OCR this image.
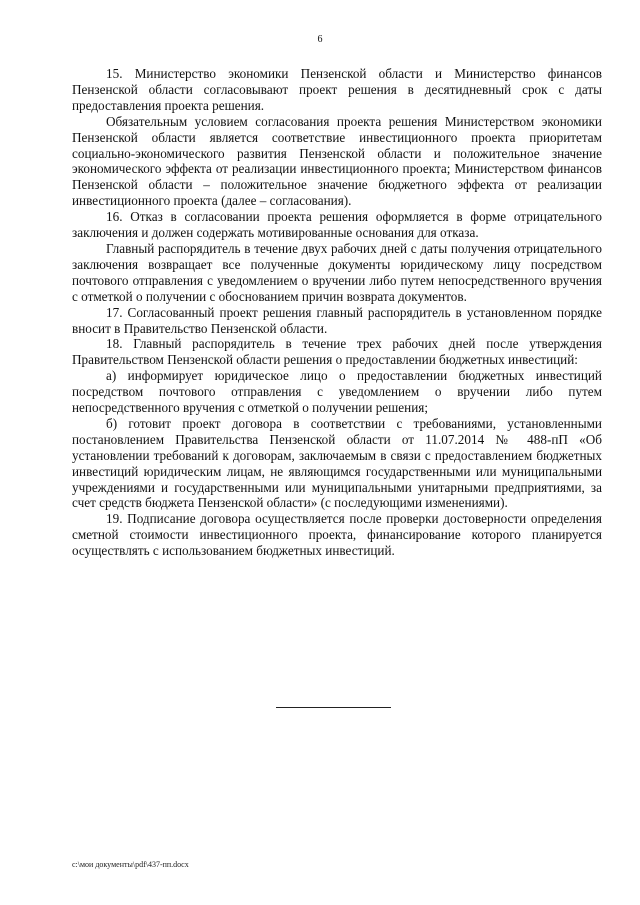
6

15. Министерство экономики Пензенской области и Министерство финансов Пензенской области согласовывают проект решения в десятидневный срок с даты предоставления проекта решения.

Обязательным условием согласования проекта решения Министерством экономики Пензенской области является соответствие инвестиционного проекта приоритетам социально-экономического развития Пензенской области и положительное значение экономического эффекта от реализации инвестиционного проекта; Министерством финансов Пензенской области – положительное значение бюджетного эффекта от реализации инвестиционного проекта (далее – согласования).

16. Отказ в согласовании проекта решения оформляется в форме отрицательного заключения и должен содержать мотивированные основания для отказа.

Главный распорядитель в течение двух рабочих дней с даты получения отрицательного заключения возвращает все полученные документы юридическому лицу посредством почтового отправления с уведомлением о вручении либо путем непосредственного вручения с отметкой о получении с обоснованием причин возврата документов.

17. Согласованный проект решения главный распорядитель в установленном порядке вносит в Правительство Пензенской области.

18. Главный распорядитель в течение трех рабочих дней после утверждения Правительством Пензенской области решения о предоставлении бюджетных инвестиций:

а) информирует юридическое лицо о предоставлении бюджетных инвестиций посредством почтового отправления с уведомлением о вручении либо путем непосредственного вручения с отметкой о получении решения;

б) готовит проект договора в соответствии с требованиями, установленными постановлением Правительства Пензенской области от 11.07.2014 № 488-пП «Об установлении требований к договорам, заключаемым в связи с предоставлением бюджетных инвестиций юридическим лицам, не являющимся государственными или муниципальными учреждениями и государственными или муниципальными унитарными предприятиями, за счет средств бюджета Пензенской области» (с последующими изменениями).

19. Подписание договора осуществляется после проверки достоверности определения сметной стоимости инвестиционного проекта, финансирование которого планируется осуществлять с использованием бюджетных инвестиций.

c:\мои документы\pdf\437-пп.docx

→ Goal
Set down the material above as is, without any pictures.

→ Expected output
OCR this image.
6

15. Министерство экономики Пензенской области и Министерство финансов Пензенской области согласовывают проект решения в десятидневный срок с даты предоставления проекта решения.

Обязательным условием согласования проекта решения Министерством экономики Пензенской области является соответствие инвестиционного проекта приоритетам социально-экономического развития Пензенской области и положительное значение экономического эффекта от реализации инвестиционного проекта; Министерством финансов Пензенской области – положительное значение бюджетного эффекта от реализации инвестиционного проекта (далее – согласования).

16. Отказ в согласовании проекта решения оформляется в форме отрицательного заключения и должен содержать мотивированные основания для отказа.

Главный распорядитель в течение двух рабочих дней с даты получения отрицательного заключения возвращает все полученные документы юридическому лицу посредством почтового отправления с уведомлением о вручении либо путем непосредственного вручения с отметкой о получении с обоснованием причин возврата документов.

17. Согласованный проект решения главный распорядитель в установленном порядке вносит в Правительство Пензенской области.

18. Главный распорядитель в течение трех рабочих дней после утверждения Правительством Пензенской области решения о предоставлении бюджетных инвестиций:

а) информирует юридическое лицо о предоставлении бюджетных инвестиций посредством почтового отправления с уведомлением о вручении либо путем непосредственного вручения с отметкой о получении решения;

б) готовит проект договора в соответствии с требованиями, установленными постановлением Правительства Пензенской области от 11.07.2014 № 488-пП «Об установлении требований к договорам, заключаемым в связи с предоставлением бюджетных инвестиций юридическим лицам, не являющимся государственными или муниципальными учреждениями и государственными или муниципальными унитарными предприятиями, за счет средств бюджета Пензенской области» (с последующими изменениями).

19. Подписание договора осуществляется после проверки достоверности определения сметной стоимости инвестиционного проекта, финансирование которого планируется осуществлять с использованием бюджетных инвестиций.

c:\мои документы\pdf\437-пп.docx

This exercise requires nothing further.